*To do*.
Below are some records; give them all again exactly, but not the pictures.

☆ ☆ ☆ ☆ ☆ ☆ ☆

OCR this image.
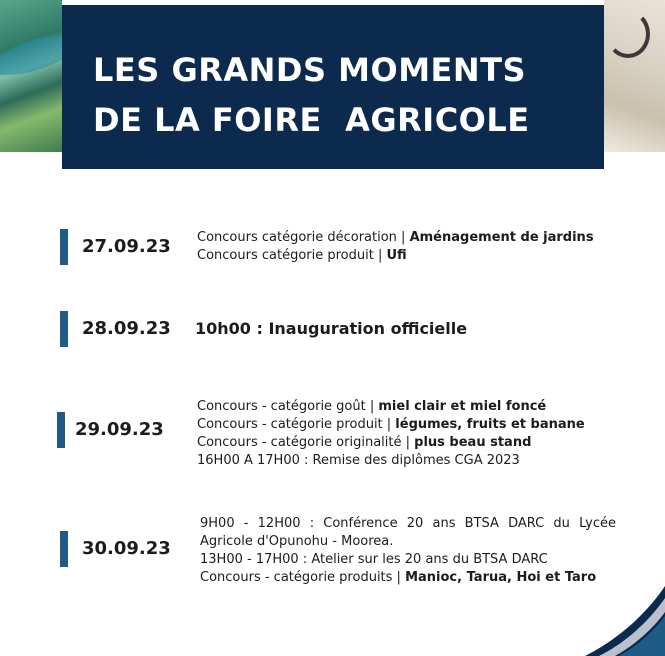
LES GRANDS MOMENTS
DE LA FOIRE  AGRICOLE
27.09.23 Concours catégorie décoration | Aménagement de jardins
Concours catégorie produit | Ufi
28.09.23 10h00 : Inauguration officielle
29.09.23
Concours - catégorie goût | miel clair et miel foncé
Concours - catégorie produit | légumes, fruits et banane
Concours - catégorie originalité | plus beau stand
16H00 A 17H00 : Remise des diplômes CGA 2023
30.09.23
9H00 - 12H00 : Conférence 20 ans BTSA DARC du Lycée Agricole d'Opunohu - Moorea.
13H00 - 17H00 : Atelier sur les 20 ans du BTSA DARC
Concours - catégorie produits | Manioc, Tarua, Hoi et Taro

☆ ☆ ☆ ☆ ☆ ☆ ☆

*Answer in full*.
OCR this image.
LES GRANDS MOMENTS
DE LA FOIRE  AGRICOLE
27.09.23 Concours catégorie décoration | Aménagement de jardins
Concours catégorie produit | Ufi
28.09.23 10h00 : Inauguration officielle
29.09.23
Concours - catégorie goût | miel clair et miel foncé
Concours - catégorie produit | légumes, fruits et banane
Concours - catégorie originalité | plus beau stand
16H00 A 17H00 : Remise des diplômes CGA 2023
30.09.23
9H00 - 12H00 : Conférence 20 ans BTSA DARC du Lycée Agricole d'Opunohu - Moorea.
13H00 - 17H00 : Atelier sur les 20 ans du BTSA DARC
Concours - catégorie produits | Manioc, Tarua, Hoi et Taro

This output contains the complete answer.